WHAT IS NEEDED
Gather all lines in the records below that include the word "title".

* START EXERCISE INPUT *

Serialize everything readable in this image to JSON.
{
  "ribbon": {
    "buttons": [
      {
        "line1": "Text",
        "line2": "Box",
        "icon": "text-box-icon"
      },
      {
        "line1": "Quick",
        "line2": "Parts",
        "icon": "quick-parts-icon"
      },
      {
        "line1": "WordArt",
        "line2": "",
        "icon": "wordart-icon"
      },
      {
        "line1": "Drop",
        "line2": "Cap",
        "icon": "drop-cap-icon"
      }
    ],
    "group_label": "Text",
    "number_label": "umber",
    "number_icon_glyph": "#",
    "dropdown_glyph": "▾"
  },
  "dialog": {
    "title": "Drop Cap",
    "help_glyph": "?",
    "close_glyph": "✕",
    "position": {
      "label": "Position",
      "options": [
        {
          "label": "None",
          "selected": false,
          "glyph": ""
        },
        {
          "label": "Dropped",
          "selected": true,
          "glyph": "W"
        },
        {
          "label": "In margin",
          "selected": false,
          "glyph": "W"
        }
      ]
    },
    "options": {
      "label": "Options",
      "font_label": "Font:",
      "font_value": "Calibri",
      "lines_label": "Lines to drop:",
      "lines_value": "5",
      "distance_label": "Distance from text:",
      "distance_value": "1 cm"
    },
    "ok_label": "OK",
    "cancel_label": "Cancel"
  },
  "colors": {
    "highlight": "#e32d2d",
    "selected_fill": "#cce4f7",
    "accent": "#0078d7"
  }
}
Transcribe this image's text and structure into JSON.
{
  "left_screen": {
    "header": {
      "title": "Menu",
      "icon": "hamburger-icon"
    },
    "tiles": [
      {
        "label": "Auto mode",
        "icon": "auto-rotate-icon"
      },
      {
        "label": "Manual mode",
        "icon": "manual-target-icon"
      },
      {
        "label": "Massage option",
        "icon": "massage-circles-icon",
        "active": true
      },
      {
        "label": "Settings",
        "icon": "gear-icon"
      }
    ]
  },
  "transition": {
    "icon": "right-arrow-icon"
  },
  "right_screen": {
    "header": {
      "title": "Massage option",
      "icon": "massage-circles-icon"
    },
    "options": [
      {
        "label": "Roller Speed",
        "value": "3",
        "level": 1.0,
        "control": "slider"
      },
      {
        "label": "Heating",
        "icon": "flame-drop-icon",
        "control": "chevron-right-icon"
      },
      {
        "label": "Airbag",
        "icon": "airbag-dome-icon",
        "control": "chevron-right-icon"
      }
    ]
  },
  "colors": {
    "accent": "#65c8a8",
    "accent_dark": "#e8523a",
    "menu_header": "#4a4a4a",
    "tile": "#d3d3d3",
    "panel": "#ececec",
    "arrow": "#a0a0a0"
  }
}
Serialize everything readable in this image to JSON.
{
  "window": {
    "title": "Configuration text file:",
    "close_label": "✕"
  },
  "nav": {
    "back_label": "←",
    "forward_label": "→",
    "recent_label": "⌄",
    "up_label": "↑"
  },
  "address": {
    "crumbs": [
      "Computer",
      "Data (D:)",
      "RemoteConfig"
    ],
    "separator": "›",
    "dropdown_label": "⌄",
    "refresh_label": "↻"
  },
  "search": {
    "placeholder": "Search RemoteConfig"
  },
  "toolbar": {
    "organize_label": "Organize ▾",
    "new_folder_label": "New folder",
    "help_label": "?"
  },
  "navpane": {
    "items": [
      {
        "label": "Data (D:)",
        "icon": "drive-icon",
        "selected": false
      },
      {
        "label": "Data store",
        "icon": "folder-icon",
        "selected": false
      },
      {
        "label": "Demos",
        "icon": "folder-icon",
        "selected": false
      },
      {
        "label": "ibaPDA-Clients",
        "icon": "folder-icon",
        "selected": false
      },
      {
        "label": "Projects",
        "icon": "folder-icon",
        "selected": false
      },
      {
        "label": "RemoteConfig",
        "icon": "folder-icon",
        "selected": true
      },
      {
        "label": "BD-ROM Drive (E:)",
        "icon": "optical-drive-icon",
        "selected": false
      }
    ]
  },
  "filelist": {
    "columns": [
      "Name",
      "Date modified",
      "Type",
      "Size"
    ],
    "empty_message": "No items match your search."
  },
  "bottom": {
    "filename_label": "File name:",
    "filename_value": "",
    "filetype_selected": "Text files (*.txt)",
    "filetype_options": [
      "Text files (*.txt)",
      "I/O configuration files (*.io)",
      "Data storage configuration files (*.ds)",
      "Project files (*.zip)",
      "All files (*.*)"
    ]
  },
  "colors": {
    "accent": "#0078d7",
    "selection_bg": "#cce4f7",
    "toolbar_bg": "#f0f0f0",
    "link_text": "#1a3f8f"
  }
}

* END EXERCISE INPUT *

EXERCISE RESPONSE
    "title": "Drop Cap",
      "title": "Menu",
      "title": "Massage option",
    "title": "Configuration text file:",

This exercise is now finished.